## RECORDS SUPPLIED
★ ★ ★
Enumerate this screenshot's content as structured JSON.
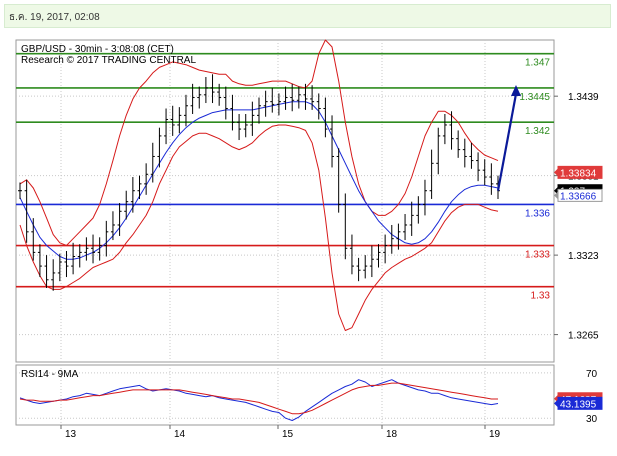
{
  "header": {
    "datetime": "ธ.ค. 19, 2017, 02:08"
  },
  "chart_data": [
    {
      "type": "line",
      "title": "GBP/USD - 30min - 3:08:08 (CET)",
      "subtitle": "Research © 2017 TRADING CENTRAL",
      "ylim": [
        1.3245,
        1.348
      ],
      "yticks": [
        "1.3439",
        "1.3381",
        "1.3323",
        "1.3265"
      ],
      "x_labels": [
        "13",
        "14",
        "15",
        "18",
        "19"
      ],
      "levels": [
        {
          "label": "1.347",
          "value": 1.347,
          "color": "#2e8b1f"
        },
        {
          "label": "1.3445",
          "value": 1.3445,
          "color": "#2e8b1f"
        },
        {
          "label": "1.342",
          "value": 1.342,
          "color": "#2e8b1f"
        },
        {
          "label": "1.336",
          "value": 1.336,
          "color": "#1a2ad6"
        },
        {
          "label": "1.333",
          "value": 1.333,
          "color": "#d61a1a"
        },
        {
          "label": "1.33",
          "value": 1.33,
          "color": "#d61a1a"
        }
      ],
      "price_tags": [
        {
          "label": "1.33834",
          "value": 1.33834,
          "bg": "#e03a3a",
          "fg": "#ffffff"
        },
        {
          "label": "1.337",
          "value": 1.337,
          "bg": "#000000",
          "fg": "#ffffff"
        },
        {
          "label": "1.33666",
          "value": 1.33666,
          "bg": "#ffffff",
          "fg": "#1a2ad6"
        }
      ],
      "forecast_arrow": {
        "from": 1.337,
        "to": 1.3445
      },
      "series": [
        {
          "role": "price",
          "color": "#000000",
          "values": [
            1.337,
            1.334,
            1.3325,
            1.3315,
            1.3305,
            1.331,
            1.3318,
            1.3315,
            1.3322,
            1.3325,
            1.3328,
            1.3325,
            1.333,
            1.334,
            1.3345,
            1.3355,
            1.3362,
            1.337,
            1.3375,
            1.3382,
            1.3395,
            1.341,
            1.3422,
            1.3418,
            1.3425,
            1.3432,
            1.3438,
            1.344,
            1.3445,
            1.3442,
            1.3438,
            1.343,
            1.342,
            1.3415,
            1.3418,
            1.3425,
            1.3432,
            1.3435,
            1.3433,
            1.3435,
            1.3438,
            1.3436,
            1.344,
            1.3437,
            1.3435,
            1.343,
            1.3415,
            1.3395,
            1.336,
            1.3328,
            1.3315,
            1.3312,
            1.3315,
            1.332,
            1.3325,
            1.333,
            1.3335,
            1.334,
            1.3345,
            1.3352,
            1.336,
            1.337,
            1.339,
            1.341,
            1.3418,
            1.3408,
            1.34,
            1.3395,
            1.3392,
            1.3385,
            1.338,
            1.3375,
            1.337
          ]
        },
        {
          "role": "bollinger-upper",
          "color": "#d61a1a",
          "values": [
            1.3375,
            1.3378,
            1.3372,
            1.3362,
            1.335,
            1.3338,
            1.3332,
            1.333,
            1.3335,
            1.334,
            1.3345,
            1.335,
            1.336,
            1.3375,
            1.3392,
            1.341,
            1.3425,
            1.3437,
            1.3445,
            1.345,
            1.3456,
            1.346,
            1.3462,
            1.3464,
            1.3463,
            1.3462,
            1.346,
            1.3458,
            1.3457,
            1.3456,
            1.3455,
            1.3455,
            1.345,
            1.3448,
            1.3447,
            1.3447,
            1.3448,
            1.3449,
            1.345,
            1.345,
            1.345,
            1.3448,
            1.3446,
            1.3445,
            1.345,
            1.347,
            1.348,
            1.3475,
            1.345,
            1.342,
            1.3395,
            1.3375,
            1.3362,
            1.3355,
            1.3352,
            1.3352,
            1.3355,
            1.336,
            1.3368,
            1.338,
            1.3395,
            1.341,
            1.342,
            1.3428,
            1.3428,
            1.3425,
            1.342,
            1.3412,
            1.3405,
            1.34,
            1.3396,
            1.3394,
            1.3392
          ]
        },
        {
          "role": "bollinger-lower",
          "color": "#d61a1a",
          "values": [
            1.3345,
            1.333,
            1.3318,
            1.3308,
            1.33,
            1.3298,
            1.3298,
            1.33,
            1.3303,
            1.3306,
            1.331,
            1.3314,
            1.3316,
            1.3318,
            1.332,
            1.3325,
            1.3332,
            1.3338,
            1.3345,
            1.3352,
            1.3362,
            1.3375,
            1.3385,
            1.3395,
            1.3402,
            1.3406,
            1.341,
            1.3412,
            1.3412,
            1.341,
            1.3408,
            1.3405,
            1.3402,
            1.34,
            1.3402,
            1.3405,
            1.341,
            1.3414,
            1.3417,
            1.3418,
            1.3418,
            1.3417,
            1.3416,
            1.3414,
            1.3405,
            1.3385,
            1.335,
            1.331,
            1.328,
            1.3268,
            1.327,
            1.328,
            1.329,
            1.3298,
            1.3304,
            1.331,
            1.3314,
            1.3317,
            1.332,
            1.3322,
            1.3325,
            1.3328,
            1.3332,
            1.334,
            1.3348,
            1.3354,
            1.3358,
            1.336,
            1.336,
            1.336,
            1.3358,
            1.3356,
            1.3355
          ]
        },
        {
          "role": "moving-average",
          "color": "#1a2ad6",
          "values": [
            1.3365,
            1.3355,
            1.3345,
            1.3336,
            1.333,
            1.3326,
            1.3322,
            1.332,
            1.332,
            1.3321,
            1.3323,
            1.3325,
            1.3328,
            1.3332,
            1.3337,
            1.3343,
            1.335,
            1.3358,
            1.3366,
            1.3374,
            1.3382,
            1.339,
            1.3398,
            1.3405,
            1.3411,
            1.3416,
            1.342,
            1.3423,
            1.3425,
            1.3427,
            1.3428,
            1.3429,
            1.3429,
            1.3429,
            1.3429,
            1.3429,
            1.343,
            1.3431,
            1.3432,
            1.3433,
            1.3434,
            1.3435,
            1.3435,
            1.3435,
            1.3433,
            1.3428,
            1.342,
            1.341,
            1.34,
            1.339,
            1.338,
            1.337,
            1.3362,
            1.3355,
            1.3348,
            1.3343,
            1.3338,
            1.3335,
            1.3332,
            1.3331,
            1.3332,
            1.3335,
            1.334,
            1.3347,
            1.3355,
            1.3362,
            1.3367,
            1.3371,
            1.3373,
            1.3374,
            1.3374,
            1.3373,
            1.3372
          ]
        }
      ]
    },
    {
      "type": "line",
      "title": "RSI14 - 9MA",
      "ylim": [
        24,
        77
      ],
      "yticks": [
        "70",
        "30"
      ],
      "value_tags": [
        {
          "label": "47.1687",
          "value": 47.1687,
          "bg": "#e03a3a",
          "fg": "#ffffff"
        },
        {
          "label": "43.1395",
          "value": 43.1395,
          "bg": "#1a2ad6",
          "fg": "#ffffff"
        }
      ],
      "series": [
        {
          "role": "rsi",
          "color": "#1a2ad6",
          "values": [
            48,
            46,
            44,
            43,
            44,
            45,
            46,
            47,
            49,
            50,
            52,
            51,
            50,
            52,
            54,
            56,
            57,
            58,
            59,
            56,
            54,
            55,
            56,
            55,
            54,
            52,
            51,
            50,
            49,
            50,
            48,
            47,
            46,
            45,
            44,
            42,
            40,
            38,
            36,
            35,
            30,
            28,
            31,
            36,
            40,
            44,
            48,
            52,
            55,
            58,
            60,
            64,
            62,
            58,
            60,
            62,
            64,
            61,
            59,
            57,
            55,
            54,
            52,
            52,
            50,
            48,
            47,
            46,
            45,
            44,
            43,
            42,
            43
          ]
        },
        {
          "role": "rsi-ma",
          "color": "#d61a1a",
          "values": [
            47,
            46,
            46,
            45,
            45,
            45,
            46,
            46,
            47,
            48,
            49,
            50,
            50,
            51,
            52,
            53,
            54,
            55,
            55,
            55,
            55,
            55,
            55,
            55,
            55,
            54,
            53,
            52,
            51,
            50,
            49,
            48,
            47,
            47,
            46,
            45,
            44,
            42,
            40,
            38,
            36,
            34,
            34,
            35,
            37,
            40,
            43,
            46,
            49,
            52,
            55,
            57,
            58,
            59,
            59,
            60,
            61,
            61,
            60,
            59,
            58,
            57,
            56,
            55,
            54,
            53,
            52,
            51,
            50,
            49,
            48,
            47,
            47
          ]
        }
      ]
    }
  ]
}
★ ★ ★
## GOAL
Lines that hold "role" are the ones to copy; find all of them.

## THE SOLUTION
          "role": "price",
          "role": "bollinger-upper",
          "role": "bollinger-lower",
          "role": "moving-average",
          "role": "rsi",
          "role": "rsi-ma",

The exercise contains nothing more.